#### [What is expected]
Using the data below, gather each line that includes the word "Computer".

#### [Data in this exercise]

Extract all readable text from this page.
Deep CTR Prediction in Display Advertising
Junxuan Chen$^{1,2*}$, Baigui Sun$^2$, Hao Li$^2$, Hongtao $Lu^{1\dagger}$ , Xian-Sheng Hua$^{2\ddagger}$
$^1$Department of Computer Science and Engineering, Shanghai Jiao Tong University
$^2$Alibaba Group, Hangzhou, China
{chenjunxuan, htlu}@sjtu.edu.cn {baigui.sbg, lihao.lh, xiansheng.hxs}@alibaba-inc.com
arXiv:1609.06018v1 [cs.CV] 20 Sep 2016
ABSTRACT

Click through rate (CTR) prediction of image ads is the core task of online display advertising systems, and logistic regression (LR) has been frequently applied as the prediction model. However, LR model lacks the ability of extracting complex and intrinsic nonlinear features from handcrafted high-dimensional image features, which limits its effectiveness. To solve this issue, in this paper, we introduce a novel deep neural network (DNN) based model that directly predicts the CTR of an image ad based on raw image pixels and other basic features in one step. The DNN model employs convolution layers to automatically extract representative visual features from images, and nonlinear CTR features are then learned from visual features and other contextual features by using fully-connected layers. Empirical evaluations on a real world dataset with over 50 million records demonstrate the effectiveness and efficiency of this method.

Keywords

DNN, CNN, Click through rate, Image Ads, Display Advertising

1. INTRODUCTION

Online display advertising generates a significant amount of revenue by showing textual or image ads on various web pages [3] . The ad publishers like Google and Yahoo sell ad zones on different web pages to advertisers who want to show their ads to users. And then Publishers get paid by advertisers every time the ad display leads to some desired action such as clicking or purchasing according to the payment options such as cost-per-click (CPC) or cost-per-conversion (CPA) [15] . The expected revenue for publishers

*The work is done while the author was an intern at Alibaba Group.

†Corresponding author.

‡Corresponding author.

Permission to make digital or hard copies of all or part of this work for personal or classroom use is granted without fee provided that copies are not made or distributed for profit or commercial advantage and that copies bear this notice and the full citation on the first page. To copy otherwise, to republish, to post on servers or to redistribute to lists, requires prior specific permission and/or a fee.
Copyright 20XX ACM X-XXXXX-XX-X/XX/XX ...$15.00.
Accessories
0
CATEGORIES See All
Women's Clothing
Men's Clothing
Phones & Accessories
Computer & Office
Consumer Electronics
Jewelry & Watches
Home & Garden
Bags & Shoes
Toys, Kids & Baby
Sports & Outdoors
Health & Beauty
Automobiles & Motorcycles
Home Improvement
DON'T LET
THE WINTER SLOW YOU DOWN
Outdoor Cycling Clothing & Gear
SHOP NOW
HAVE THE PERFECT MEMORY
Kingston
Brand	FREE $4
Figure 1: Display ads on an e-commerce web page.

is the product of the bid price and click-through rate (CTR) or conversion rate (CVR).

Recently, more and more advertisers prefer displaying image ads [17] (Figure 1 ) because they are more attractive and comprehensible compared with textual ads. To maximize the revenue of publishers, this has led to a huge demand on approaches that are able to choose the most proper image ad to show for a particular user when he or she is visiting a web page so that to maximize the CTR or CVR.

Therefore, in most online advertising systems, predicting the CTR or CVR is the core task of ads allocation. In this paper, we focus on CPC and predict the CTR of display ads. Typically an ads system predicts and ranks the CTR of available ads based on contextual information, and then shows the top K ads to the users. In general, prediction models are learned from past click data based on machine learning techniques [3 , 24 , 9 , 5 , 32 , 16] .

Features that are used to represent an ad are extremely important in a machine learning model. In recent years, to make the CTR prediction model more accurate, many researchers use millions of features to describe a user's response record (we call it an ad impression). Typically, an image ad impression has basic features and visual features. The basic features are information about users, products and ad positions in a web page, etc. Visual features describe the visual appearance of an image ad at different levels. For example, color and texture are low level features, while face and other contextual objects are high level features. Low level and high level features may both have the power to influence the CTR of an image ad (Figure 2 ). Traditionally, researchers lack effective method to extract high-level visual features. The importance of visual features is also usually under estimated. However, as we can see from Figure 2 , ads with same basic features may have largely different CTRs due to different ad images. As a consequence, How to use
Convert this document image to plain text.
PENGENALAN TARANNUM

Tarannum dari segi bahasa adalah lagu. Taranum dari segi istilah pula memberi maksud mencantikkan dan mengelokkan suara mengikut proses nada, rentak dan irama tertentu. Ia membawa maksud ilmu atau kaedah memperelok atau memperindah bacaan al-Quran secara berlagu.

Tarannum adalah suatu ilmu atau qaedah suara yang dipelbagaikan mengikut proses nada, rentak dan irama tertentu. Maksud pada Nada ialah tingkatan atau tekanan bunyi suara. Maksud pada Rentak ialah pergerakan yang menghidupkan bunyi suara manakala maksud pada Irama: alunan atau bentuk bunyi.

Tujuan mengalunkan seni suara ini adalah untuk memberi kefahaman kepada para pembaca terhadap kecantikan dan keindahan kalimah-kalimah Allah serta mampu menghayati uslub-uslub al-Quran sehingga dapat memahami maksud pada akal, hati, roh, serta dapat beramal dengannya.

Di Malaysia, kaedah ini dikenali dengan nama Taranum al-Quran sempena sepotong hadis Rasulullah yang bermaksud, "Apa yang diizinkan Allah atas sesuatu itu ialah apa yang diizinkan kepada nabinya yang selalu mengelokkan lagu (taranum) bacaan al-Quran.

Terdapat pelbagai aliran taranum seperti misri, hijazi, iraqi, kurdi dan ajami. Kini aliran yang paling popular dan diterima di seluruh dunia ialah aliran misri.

---

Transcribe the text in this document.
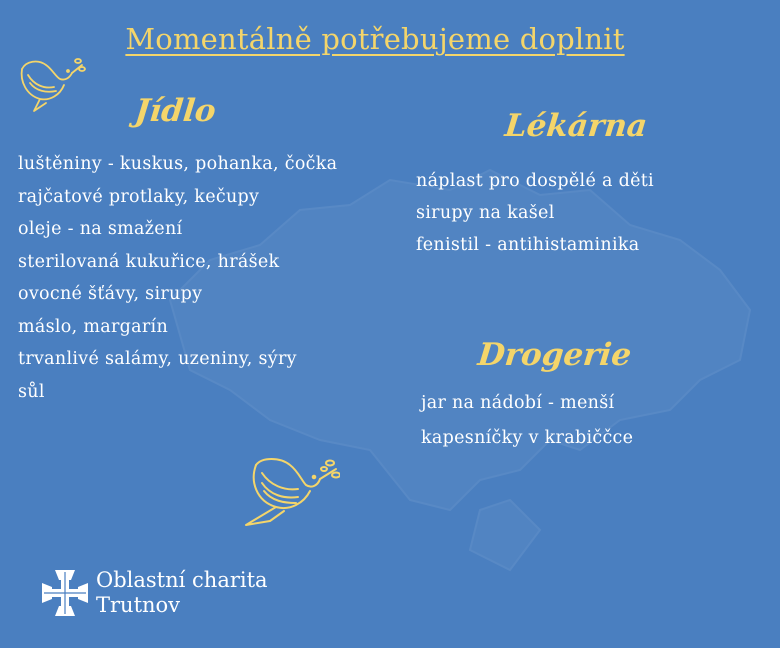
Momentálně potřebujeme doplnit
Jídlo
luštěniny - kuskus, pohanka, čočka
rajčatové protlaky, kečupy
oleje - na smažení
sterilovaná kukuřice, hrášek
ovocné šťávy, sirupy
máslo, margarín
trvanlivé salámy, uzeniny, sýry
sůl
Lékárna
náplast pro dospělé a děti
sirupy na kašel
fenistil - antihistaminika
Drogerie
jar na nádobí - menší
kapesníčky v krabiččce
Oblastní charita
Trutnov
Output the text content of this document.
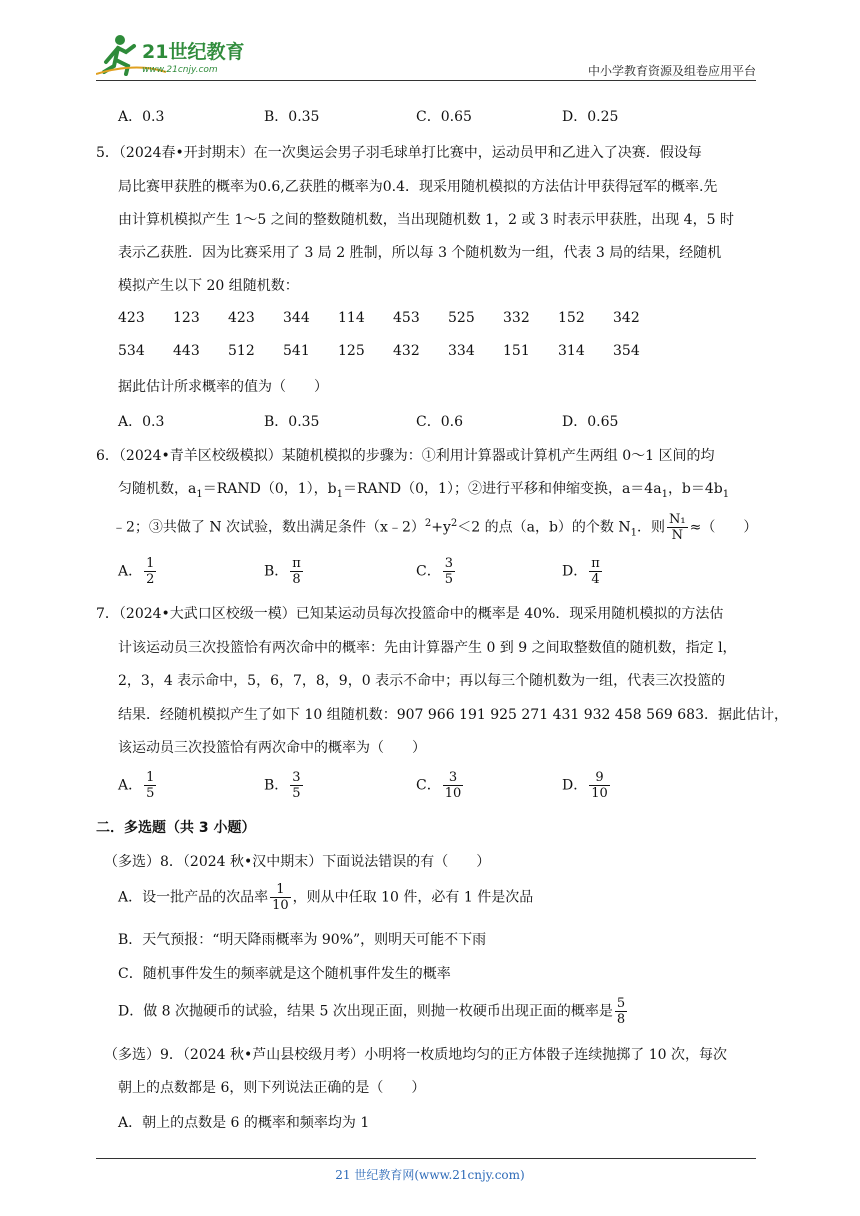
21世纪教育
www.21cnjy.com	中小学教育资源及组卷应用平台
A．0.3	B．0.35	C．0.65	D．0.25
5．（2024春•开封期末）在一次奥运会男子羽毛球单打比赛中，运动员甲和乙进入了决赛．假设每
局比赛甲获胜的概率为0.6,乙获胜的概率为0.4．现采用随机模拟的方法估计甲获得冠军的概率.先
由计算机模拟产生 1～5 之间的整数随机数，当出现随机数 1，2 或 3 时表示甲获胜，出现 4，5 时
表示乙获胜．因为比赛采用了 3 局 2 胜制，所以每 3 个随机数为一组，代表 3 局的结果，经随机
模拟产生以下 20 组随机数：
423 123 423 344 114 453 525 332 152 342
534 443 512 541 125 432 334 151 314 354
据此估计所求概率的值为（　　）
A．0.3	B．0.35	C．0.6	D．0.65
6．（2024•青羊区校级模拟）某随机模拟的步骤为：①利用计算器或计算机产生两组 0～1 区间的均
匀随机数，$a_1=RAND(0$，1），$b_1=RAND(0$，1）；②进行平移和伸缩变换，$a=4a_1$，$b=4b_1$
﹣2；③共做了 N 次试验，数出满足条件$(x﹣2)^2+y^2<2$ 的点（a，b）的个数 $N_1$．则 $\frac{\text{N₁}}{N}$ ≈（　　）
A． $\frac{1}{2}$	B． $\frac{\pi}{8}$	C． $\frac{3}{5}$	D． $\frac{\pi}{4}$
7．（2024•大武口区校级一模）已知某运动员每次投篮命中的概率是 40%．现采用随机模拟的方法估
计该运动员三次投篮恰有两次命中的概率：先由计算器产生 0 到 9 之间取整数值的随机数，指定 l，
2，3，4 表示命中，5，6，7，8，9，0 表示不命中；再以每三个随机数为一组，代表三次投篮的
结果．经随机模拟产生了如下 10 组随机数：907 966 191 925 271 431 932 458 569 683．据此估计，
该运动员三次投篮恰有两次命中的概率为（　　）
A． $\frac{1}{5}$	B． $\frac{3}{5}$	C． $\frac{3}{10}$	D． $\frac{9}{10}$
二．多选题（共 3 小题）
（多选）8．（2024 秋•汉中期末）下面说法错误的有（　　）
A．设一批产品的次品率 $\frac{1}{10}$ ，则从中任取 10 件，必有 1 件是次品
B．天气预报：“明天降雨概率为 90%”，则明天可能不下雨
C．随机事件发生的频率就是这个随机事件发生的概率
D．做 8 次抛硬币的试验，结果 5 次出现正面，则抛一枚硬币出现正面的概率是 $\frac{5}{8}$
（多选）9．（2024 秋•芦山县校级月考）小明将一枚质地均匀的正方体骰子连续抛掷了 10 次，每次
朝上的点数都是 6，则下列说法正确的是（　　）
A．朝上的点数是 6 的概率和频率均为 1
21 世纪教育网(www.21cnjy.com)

#### [Answer below]
$^1$Department of Computer Science and Engineering, Shanghai Jiao Tong University
Computer & Office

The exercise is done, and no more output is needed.